▸ Description of the task
Provide an exact reproduction of every entry.

▸ Dataset records
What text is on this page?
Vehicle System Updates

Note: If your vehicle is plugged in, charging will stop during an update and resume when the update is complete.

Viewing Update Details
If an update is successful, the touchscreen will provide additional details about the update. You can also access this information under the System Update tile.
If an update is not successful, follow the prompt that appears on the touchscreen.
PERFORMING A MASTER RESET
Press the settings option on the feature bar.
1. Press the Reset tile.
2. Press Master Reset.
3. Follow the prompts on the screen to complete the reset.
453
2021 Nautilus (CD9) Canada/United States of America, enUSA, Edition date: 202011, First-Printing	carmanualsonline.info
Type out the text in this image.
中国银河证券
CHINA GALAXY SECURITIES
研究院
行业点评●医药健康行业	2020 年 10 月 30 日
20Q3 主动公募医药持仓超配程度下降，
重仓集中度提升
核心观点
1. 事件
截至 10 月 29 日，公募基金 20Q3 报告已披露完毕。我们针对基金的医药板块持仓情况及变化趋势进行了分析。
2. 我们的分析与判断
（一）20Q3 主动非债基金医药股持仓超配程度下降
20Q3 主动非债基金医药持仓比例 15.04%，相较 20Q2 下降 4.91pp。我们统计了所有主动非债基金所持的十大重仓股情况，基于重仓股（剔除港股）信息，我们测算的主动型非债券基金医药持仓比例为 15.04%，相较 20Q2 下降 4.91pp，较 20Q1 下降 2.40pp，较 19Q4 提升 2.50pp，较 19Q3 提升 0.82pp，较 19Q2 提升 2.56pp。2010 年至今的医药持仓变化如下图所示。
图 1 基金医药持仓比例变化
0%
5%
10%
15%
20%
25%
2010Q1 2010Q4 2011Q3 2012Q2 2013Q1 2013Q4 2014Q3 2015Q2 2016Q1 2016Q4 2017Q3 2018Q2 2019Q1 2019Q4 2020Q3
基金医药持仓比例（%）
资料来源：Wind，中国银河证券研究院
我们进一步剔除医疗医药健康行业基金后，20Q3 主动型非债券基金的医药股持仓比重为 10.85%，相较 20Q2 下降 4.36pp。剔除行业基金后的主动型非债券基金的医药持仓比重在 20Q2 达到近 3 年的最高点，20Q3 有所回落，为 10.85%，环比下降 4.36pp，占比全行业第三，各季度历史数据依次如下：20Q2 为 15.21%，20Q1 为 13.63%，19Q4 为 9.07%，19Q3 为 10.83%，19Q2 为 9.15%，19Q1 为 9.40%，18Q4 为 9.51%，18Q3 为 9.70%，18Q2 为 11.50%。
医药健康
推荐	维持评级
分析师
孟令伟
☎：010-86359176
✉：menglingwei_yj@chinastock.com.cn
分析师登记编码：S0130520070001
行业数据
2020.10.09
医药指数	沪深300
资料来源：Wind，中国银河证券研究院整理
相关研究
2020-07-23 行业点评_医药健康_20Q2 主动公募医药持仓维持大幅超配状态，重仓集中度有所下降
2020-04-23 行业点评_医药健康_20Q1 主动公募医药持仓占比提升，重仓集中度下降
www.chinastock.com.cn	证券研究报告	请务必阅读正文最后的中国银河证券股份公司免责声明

▸ Finished answer
What text is on this page?
Vehicle System Updates

Note: If your vehicle is plugged in, charging will stop during an update and resume when the update is complete.

Viewing Update Details
If an update is successful, the touchscreen will provide additional details about the update. You can also access this information under the System Update tile.
If an update is not successful, follow the prompt that appears on the touchscreen.
PERFORMING A MASTER RESET
Press the settings option on the feature bar.
1. Press the Reset tile.
2. Press Master Reset.
3. Follow the prompts on the screen to complete the reset.
453
2021 Nautilus (CD9) Canada/United States of America, enUSA, Edition date: 202011, First-Printing	carmanualsonline.info
Type out the text in this image.
中国银河证券
CHINA GALAXY SECURITIES
研究院
行业点评●医药健康行业	2020 年 10 月 30 日
20Q3 主动公募医药持仓超配程度下降，
重仓集中度提升
核心观点
1. 事件
截至 10 月 29 日，公募基金 20Q3 报告已披露完毕。我们针对基金的医药板块持仓情况及变化趋势进行了分析。
2. 我们的分析与判断
（一）20Q3 主动非债基金医药股持仓超配程度下降
20Q3 主动非债基金医药持仓比例 15.04%，相较 20Q2 下降 4.91pp。我们统计了所有主动非债基金所持的十大重仓股情况，基于重仓股（剔除港股）信息，我们测算的主动型非债券基金医药持仓比例为 15.04%，相较 20Q2 下降 4.91pp，较 20Q1 下降 2.40pp，较 19Q4 提升 2.50pp，较 19Q3 提升 0.82pp，较 19Q2 提升 2.56pp。2010 年至今的医药持仓变化如下图所示。
图 1 基金医药持仓比例变化
0%
5%
10%
15%
20%
25%
2010Q1 2010Q4 2011Q3 2012Q2 2013Q1 2013Q4 2014Q3 2015Q2 2016Q1 2016Q4 2017Q3 2018Q2 2019Q1 2019Q4 2020Q3
基金医药持仓比例（%）
资料来源：Wind，中国银河证券研究院
我们进一步剔除医疗医药健康行业基金后，20Q3 主动型非债券基金的医药股持仓比重为 10.85%，相较 20Q2 下降 4.36pp。剔除行业基金后的主动型非债券基金的医药持仓比重在 20Q2 达到近 3 年的最高点，20Q3 有所回落，为 10.85%，环比下降 4.36pp，占比全行业第三，各季度历史数据依次如下：20Q2 为 15.21%，20Q1 为 13.63%，19Q4 为 9.07%，19Q3 为 10.83%，19Q2 为 9.15%，19Q1 为 9.40%，18Q4 为 9.51%，18Q3 为 9.70%，18Q2 为 11.50%。
医药健康
推荐	维持评级
分析师
孟令伟
☎：010-86359176
✉：menglingwei_yj@chinastock.com.cn
分析师登记编码：S0130520070001
行业数据
2020.10.09
医药指数	沪深300
资料来源：Wind，中国银河证券研究院整理
相关研究
2020-07-23 行业点评_医药健康_20Q2 主动公募医药持仓维持大幅超配状态，重仓集中度有所下降
2020-04-23 行业点评_医药健康_20Q1 主动公募医药持仓占比提升，重仓集中度下降
www.chinastock.com.cn	证券研究报告	请务必阅读正文最后的中国银河证券股份公司免责声明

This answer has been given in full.